--- Begin ---

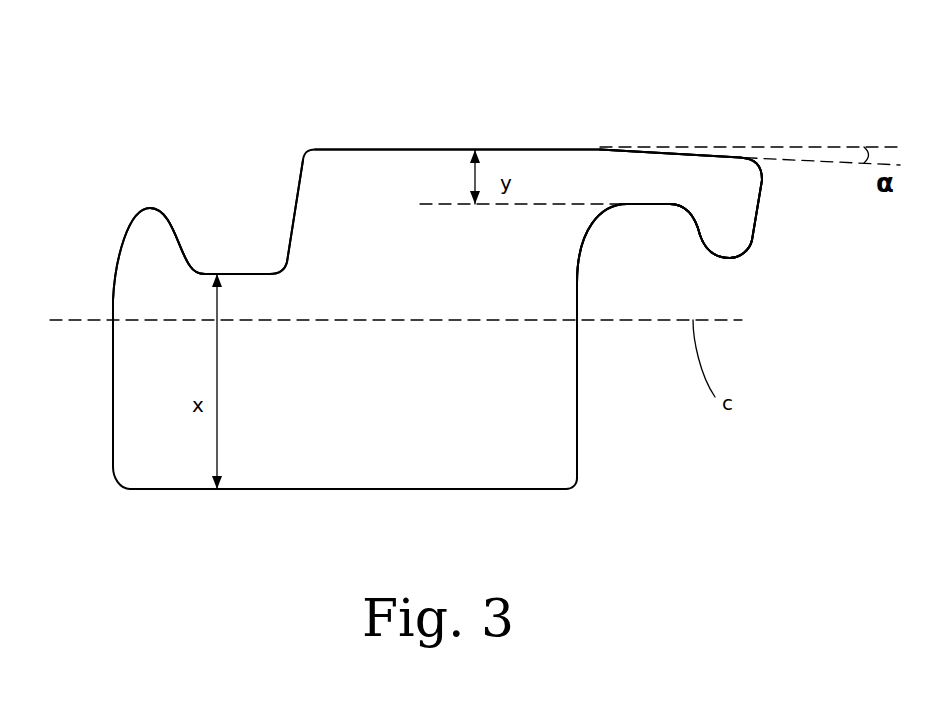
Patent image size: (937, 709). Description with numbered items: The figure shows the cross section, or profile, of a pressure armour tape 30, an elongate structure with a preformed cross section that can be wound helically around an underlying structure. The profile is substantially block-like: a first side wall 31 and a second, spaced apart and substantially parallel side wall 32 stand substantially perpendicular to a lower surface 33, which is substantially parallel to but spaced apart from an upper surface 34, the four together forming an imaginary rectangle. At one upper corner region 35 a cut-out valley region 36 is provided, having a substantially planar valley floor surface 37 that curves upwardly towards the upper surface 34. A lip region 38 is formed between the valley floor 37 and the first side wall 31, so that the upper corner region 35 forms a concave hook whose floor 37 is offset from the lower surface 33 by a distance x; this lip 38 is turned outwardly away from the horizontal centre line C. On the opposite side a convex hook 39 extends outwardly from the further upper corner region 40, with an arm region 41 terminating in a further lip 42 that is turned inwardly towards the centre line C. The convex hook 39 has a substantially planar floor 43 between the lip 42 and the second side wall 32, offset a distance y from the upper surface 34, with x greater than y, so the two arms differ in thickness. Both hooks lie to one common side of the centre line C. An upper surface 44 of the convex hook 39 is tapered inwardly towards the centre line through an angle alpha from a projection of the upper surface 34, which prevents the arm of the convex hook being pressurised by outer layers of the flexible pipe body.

The tape 30 is at (157, 540).
The first side wall 31 is at (113, 392).
The second side wall 32 is at (577, 397).
The lower surface 33 is at (360, 489).
The upper surface 34 is at (377, 149).
The upper corner region 35 is at (231, 120).
The valley region 36 is at (215, 215).
The valley floor surface 37 is at (250, 274).
The lip region 38 is at (140, 260).
The convex hook 39 is at (777, 288).
The further upper corner region 40 is at (519, 105).
The arm region 41 is at (653, 172).
The further lip 42 is at (728, 230).
The floor of the convex hook 43 is at (628, 205).
The upper surface of the convex hook 44 is at (713, 157).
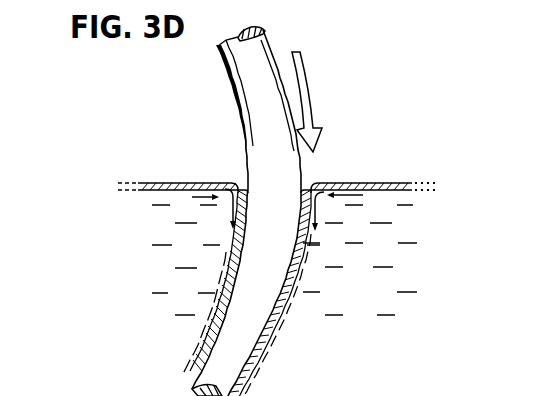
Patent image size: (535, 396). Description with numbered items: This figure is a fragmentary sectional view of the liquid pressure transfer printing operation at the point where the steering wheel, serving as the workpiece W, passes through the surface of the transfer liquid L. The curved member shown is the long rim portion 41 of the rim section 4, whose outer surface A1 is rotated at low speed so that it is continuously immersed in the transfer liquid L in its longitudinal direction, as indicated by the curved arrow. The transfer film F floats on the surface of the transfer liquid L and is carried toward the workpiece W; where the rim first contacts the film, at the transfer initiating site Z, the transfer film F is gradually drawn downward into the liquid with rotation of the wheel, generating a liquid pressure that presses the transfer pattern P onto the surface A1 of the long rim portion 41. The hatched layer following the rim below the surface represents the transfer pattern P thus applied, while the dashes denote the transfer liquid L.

The long rim portion 41 is at (243, 82).
The rim section 4 is at (220, 71).
The surface of substrate A1 is at (254, 125).
The workpiece W is at (200, 146).
The transfer film F is at (157, 183).
The transfer pattern P is at (188, 181).
The transfer initiating site Z is at (311, 172).
The transfer liquid L is at (369, 290).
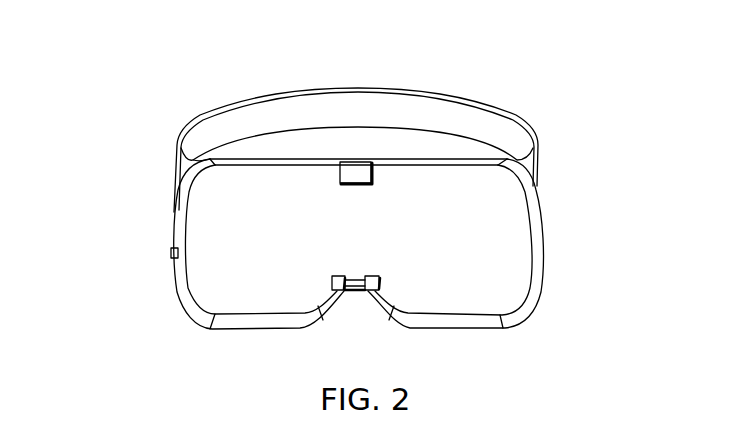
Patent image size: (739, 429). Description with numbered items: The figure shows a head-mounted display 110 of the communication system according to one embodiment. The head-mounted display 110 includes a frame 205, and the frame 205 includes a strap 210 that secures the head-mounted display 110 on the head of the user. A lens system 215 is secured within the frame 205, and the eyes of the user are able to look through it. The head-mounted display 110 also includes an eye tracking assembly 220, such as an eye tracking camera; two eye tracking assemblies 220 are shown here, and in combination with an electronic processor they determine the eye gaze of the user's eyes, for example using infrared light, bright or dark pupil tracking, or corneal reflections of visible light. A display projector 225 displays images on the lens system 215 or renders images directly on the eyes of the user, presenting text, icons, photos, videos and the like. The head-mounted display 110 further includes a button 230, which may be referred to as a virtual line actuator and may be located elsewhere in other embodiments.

The head-mounted display 110 is at (118, 86).
The frame 205 is at (192, 308).
The strap 210 is at (290, 93).
The lens system 215 is at (513, 235).
The eye tracking assembly 220 is at (331, 283).
The display projector 225 is at (362, 186).
The button 230 is at (170, 251).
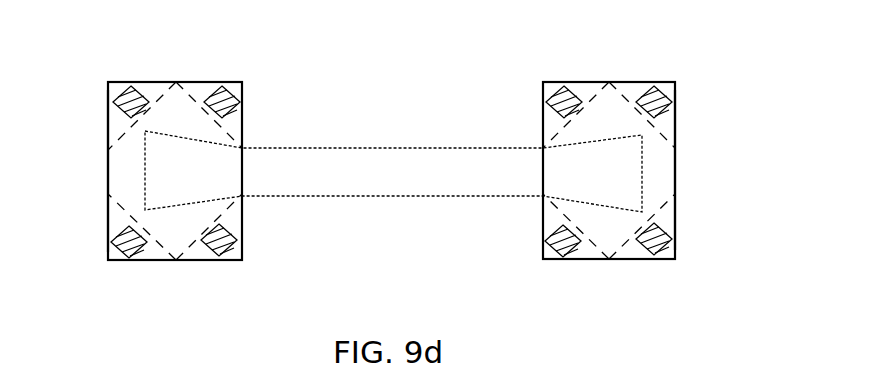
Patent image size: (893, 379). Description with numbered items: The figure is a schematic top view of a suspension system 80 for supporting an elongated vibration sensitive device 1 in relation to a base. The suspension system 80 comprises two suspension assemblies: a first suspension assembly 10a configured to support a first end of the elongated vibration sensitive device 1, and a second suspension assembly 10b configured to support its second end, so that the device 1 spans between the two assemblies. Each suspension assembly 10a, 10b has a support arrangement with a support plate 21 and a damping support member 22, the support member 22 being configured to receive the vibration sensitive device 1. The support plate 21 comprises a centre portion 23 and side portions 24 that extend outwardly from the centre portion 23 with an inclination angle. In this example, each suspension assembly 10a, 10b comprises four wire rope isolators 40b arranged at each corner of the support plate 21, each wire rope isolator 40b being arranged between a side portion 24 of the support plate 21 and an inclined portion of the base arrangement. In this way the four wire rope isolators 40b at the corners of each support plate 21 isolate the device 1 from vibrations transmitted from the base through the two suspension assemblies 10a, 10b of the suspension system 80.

The vibration sensitive device 1 is at (346, 148).
The first suspension assembly 10a is at (110, 317).
The second suspension assembly 10b is at (625, 272).
The support plate 21 is at (602, 82).
The damping support member 22 is at (118, 168).
The centre portion 23 is at (174, 82).
The side portion 24 is at (106, 90).
The wire rope isolator 40b is at (108, 118).
The suspension system 80 is at (466, 66).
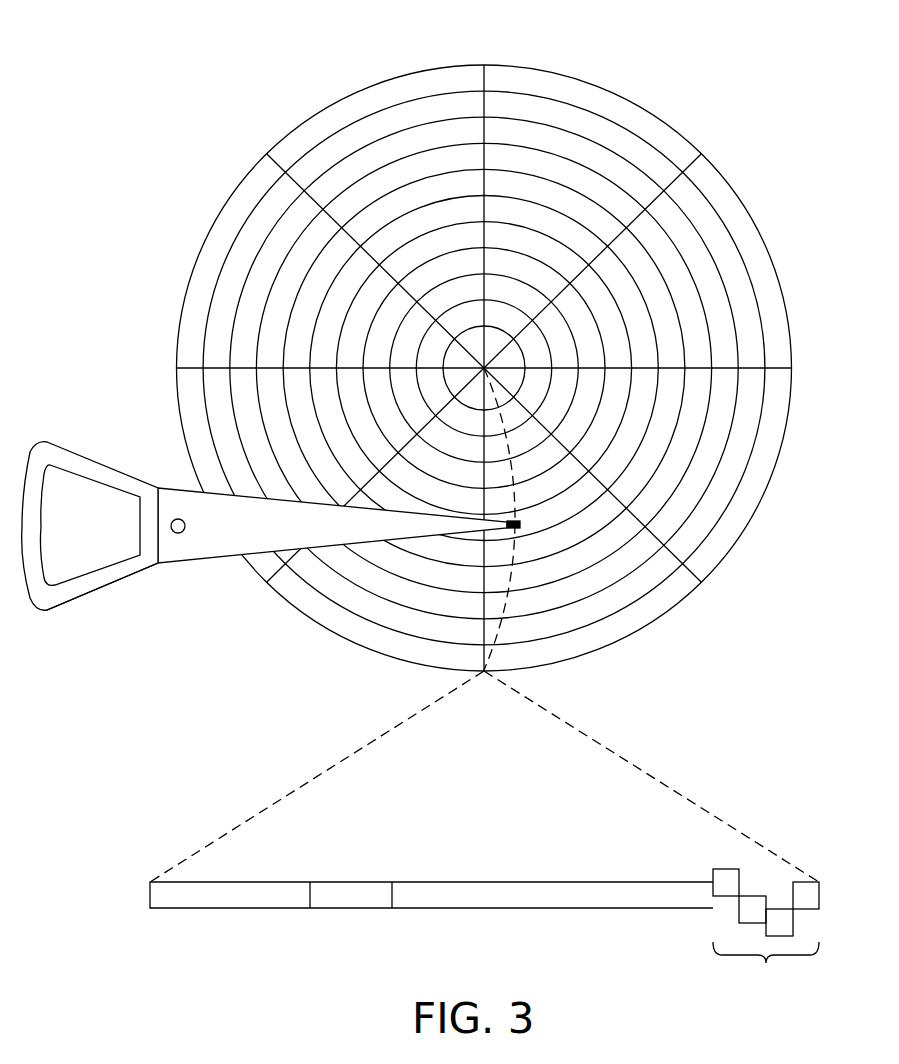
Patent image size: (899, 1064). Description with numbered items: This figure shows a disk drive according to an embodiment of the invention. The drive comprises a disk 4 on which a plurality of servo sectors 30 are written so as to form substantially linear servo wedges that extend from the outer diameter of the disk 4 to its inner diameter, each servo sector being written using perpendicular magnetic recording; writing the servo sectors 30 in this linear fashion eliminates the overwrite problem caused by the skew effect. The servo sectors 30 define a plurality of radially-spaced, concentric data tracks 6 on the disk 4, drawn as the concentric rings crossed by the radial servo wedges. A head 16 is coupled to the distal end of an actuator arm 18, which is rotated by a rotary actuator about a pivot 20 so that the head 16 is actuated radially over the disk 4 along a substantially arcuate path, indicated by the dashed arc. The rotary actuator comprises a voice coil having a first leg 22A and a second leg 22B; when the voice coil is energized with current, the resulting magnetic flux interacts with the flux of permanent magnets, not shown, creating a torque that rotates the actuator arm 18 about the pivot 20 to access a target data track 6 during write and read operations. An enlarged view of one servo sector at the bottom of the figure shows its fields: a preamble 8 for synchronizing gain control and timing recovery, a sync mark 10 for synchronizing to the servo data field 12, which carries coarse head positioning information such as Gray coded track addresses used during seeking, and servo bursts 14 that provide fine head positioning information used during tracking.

The disk 4 is at (258, 70).
The data track 6 is at (588, 126).
The preamble 8 is at (212, 912).
The sync mark 10 is at (348, 912).
The servo data field 12 is at (540, 912).
The servo bursts 14 is at (484, 902).
The head 16 is at (516, 518).
The actuator arm 18 is at (195, 565).
The pivot 20 is at (185, 526).
The first leg 22A is at (83, 460).
The second leg 22B is at (85, 590).
The servo sectors 30 is at (479, 390).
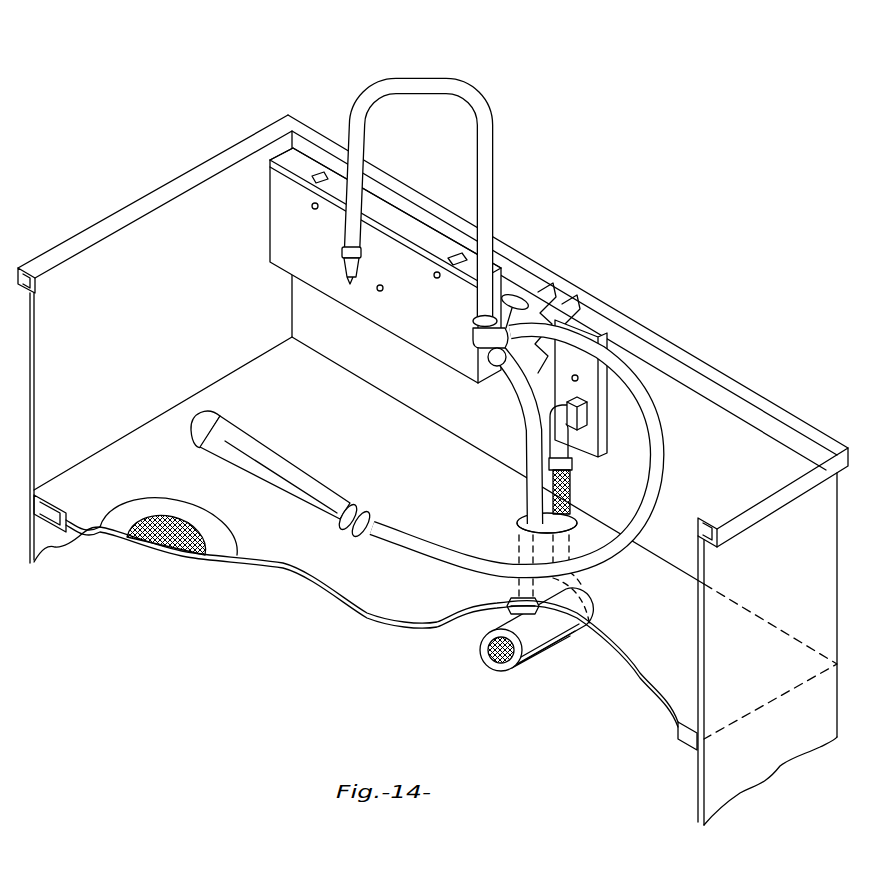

--- End ---

Problem details: Print all of the records above word for word, omitting the pictures.

Solution to this task:
Patent image size: (937, 709). Description with numbered items: The figure shows the cross section, or profile, of a pressure armour tape 30, an elongate structure with a preformed cross section that can be wound helically around an underlying structure. The profile is substantially block-like: a first side wall 31 and a second, spaced apart and substantially parallel side wall 32 stand substantially perpendicular to a lower surface 33, which is substantially parallel to but spaced apart from an upper surface 34, the four together forming an imaginary rectangle. At one upper corner region 35 a cut-out valley region 36 is provided, having a substantially planar valley floor surface 37 that curves upwardly towards the upper surface 34. A lip region 38 is formed between the valley floor 37 and the first side wall 31, so that the upper corner region 35 forms a concave hook whose floor 37 is offset from the lower surface 33 by a distance x; this lip 38 is turned outwardly away from the horizontal centre line C. On the opposite side a convex hook 39 extends outwardly from the further upper corner region 40, with an arm region 41 terminating in a further lip 42 that is turned inwardly towards the centre line C. The convex hook 39 has a substantially planar floor 43 between the lip 42 and the second side wall 32, offset a distance y from the upper surface 34, with x greater than y, so the two arms differ in thickness. Both hooks lie to one common side of the centre line C. An upper surface 44 of the convex hook 39 is tapered inwardly towards the centre line through an angle alpha from a projection of the upper surface 34, which prevents the arm of the convex hook being pressurised by outer layers of the flexible pipe body.

The tape 30 is at (157, 540).
The first side wall 31 is at (113, 392).
The second side wall 32 is at (577, 397).
The lower surface 33 is at (360, 489).
The upper surface 34 is at (377, 149).
The upper corner region 35 is at (231, 120).
The valley region 36 is at (215, 215).
The valley floor surface 37 is at (250, 274).
The lip region 38 is at (140, 260).
The convex hook 39 is at (777, 288).
The further upper corner region 40 is at (519, 105).
The arm region 41 is at (653, 172).
The further lip 42 is at (728, 230).
The floor of the convex hook 43 is at (628, 205).
The upper surface of the convex hook 44 is at (713, 157).
Patent image size: (535, 396). Description with numbered items: This figure is a fragmentary sectional view of the liquid pressure transfer printing operation at the point where the steering wheel, serving as the workpiece W, passes through the surface of the transfer liquid L. The curved member shown is the long rim portion 41 of the rim section 4, whose outer surface A1 is rotated at low speed so that it is continuously immersed in the transfer liquid L in its longitudinal direction, as indicated by the curved arrow. The transfer film F floats on the surface of the transfer liquid L and is carried toward the workpiece W; where the rim first contacts the film, at the transfer initiating site Z, the transfer film F is gradually drawn downward into the liquid with rotation of the wheel, generating a liquid pressure that presses the transfer pattern P onto the surface A1 of the long rim portion 41. The hatched layer following the rim below the surface represents the transfer pattern P thus applied, while the dashes denote the transfer liquid L.

The long rim portion 41 is at (243, 82).
The rim section 4 is at (220, 71).
The surface of substrate A1 is at (254, 125).
The workpiece W is at (200, 146).
The transfer film F is at (157, 183).
The transfer pattern P is at (188, 181).
The transfer initiating site Z is at (311, 172).
The transfer liquid L is at (369, 290).
Patent image size: (739, 429). Description with numbered items: The figure shows a head-mounted display 110 of the communication system according to one embodiment. The head-mounted display 110 includes a frame 205, and the frame 205 includes a strap 210 that secures the head-mounted display 110 on the head of the user. A lens system 215 is secured within the frame 205, and the eyes of the user are able to look through it. The head-mounted display 110 also includes an eye tracking assembly 220, such as an eye tracking camera; two eye tracking assemblies 220 are shown here, and in combination with an electronic processor they determine the eye gaze of the user's eyes, for example using infrared light, bright or dark pupil tracking, or corneal reflections of visible light. A display projector 225 displays images on the lens system 215 or renders images directly on the eyes of the user, presenting text, icons, photos, videos and the like. The head-mounted display 110 further includes a button 230, which may be referred to as a virtual line actuator and may be located elsewhere in other embodiments.

The head-mounted display 110 is at (118, 86).
The frame 205 is at (192, 308).
The strap 210 is at (290, 93).
The lens system 215 is at (513, 235).
The eye tracking assembly 220 is at (331, 283).
The display projector 225 is at (362, 186).
The button 230 is at (170, 251).
Patent image size: (893, 379). Description with numbered items: The figure is a schematic top view of a suspension system 80 for supporting an elongated vibration sensitive device 1 in relation to a base. The suspension system 80 comprises two suspension assemblies: a first suspension assembly 10a configured to support a first end of the elongated vibration sensitive device 1, and a second suspension assembly 10b configured to support its second end, so that the device 1 spans between the two assemblies. Each suspension assembly 10a, 10b has a support arrangement with a support plate 21 and a damping support member 22, the support member 22 being configured to receive the vibration sensitive device 1. The support plate 21 comprises a centre portion 23 and side portions 24 that extend outwardly from the centre portion 23 with an inclination angle. In this example, each suspension assembly 10a, 10b comprises four wire rope isolators 40b arranged at each corner of the support plate 21, each wire rope isolator 40b being arranged between a side portion 24 of the support plate 21 and an inclined portion of the base arrangement. In this way the four wire rope isolators 40b at the corners of each support plate 21 isolate the device 1 from vibrations transmitted from the base through the two suspension assemblies 10a, 10b of the suspension system 80.

The vibration sensitive device 1 is at (346, 148).
The first suspension assembly 10a is at (110, 317).
The second suspension assembly 10b is at (625, 272).
The support plate 21 is at (602, 82).
The damping support member 22 is at (118, 168).
The centre portion 23 is at (174, 82).
The side portion 24 is at (106, 90).
The wire rope isolator 40b is at (108, 118).
The suspension system 80 is at (466, 66).
Patent image size: (899, 1064). Description with numbered items: This figure shows a disk drive according to an embodiment of the invention. The drive comprises a disk 4 on which a plurality of servo sectors 30 are written so as to form substantially linear servo wedges that extend from the outer diameter of the disk 4 to its inner diameter, each servo sector being written using perpendicular magnetic recording; writing the servo sectors 30 in this linear fashion eliminates the overwrite problem caused by the skew effect. The servo sectors 30 define a plurality of radially-spaced, concentric data tracks 6 on the disk 4, drawn as the concentric rings crossed by the radial servo wedges. A head 16 is coupled to the distal end of an actuator arm 18, which is rotated by a rotary actuator about a pivot 20 so that the head 16 is actuated radially over the disk 4 along a substantially arcuate path, indicated by the dashed arc. The rotary actuator comprises a voice coil having a first leg 22A and a second leg 22B; when the voice coil is energized with current, the resulting magnetic flux interacts with the flux of permanent magnets, not shown, creating a torque that rotates the actuator arm 18 about the pivot 20 to access a target data track 6 during write and read operations. An enlarged view of one servo sector at the bottom of the figure shows its fields: a preamble 8 for synchronizing gain control and timing recovery, a sync mark 10 for synchronizing to the servo data field 12, which carries coarse head positioning information such as Gray coded track addresses used during seeking, and servo bursts 14 that provide fine head positioning information used during tracking.

The disk 4 is at (258, 70).
The data track 6 is at (588, 126).
The preamble 8 is at (212, 912).
The sync mark 10 is at (348, 912).
The servo data field 12 is at (540, 912).
The servo bursts 14 is at (484, 902).
The head 16 is at (516, 518).
The actuator arm 18 is at (195, 565).
The pivot 20 is at (185, 526).
The first leg 22A is at (83, 460).
The second leg 22B is at (85, 590).
The servo sectors 30 is at (479, 390).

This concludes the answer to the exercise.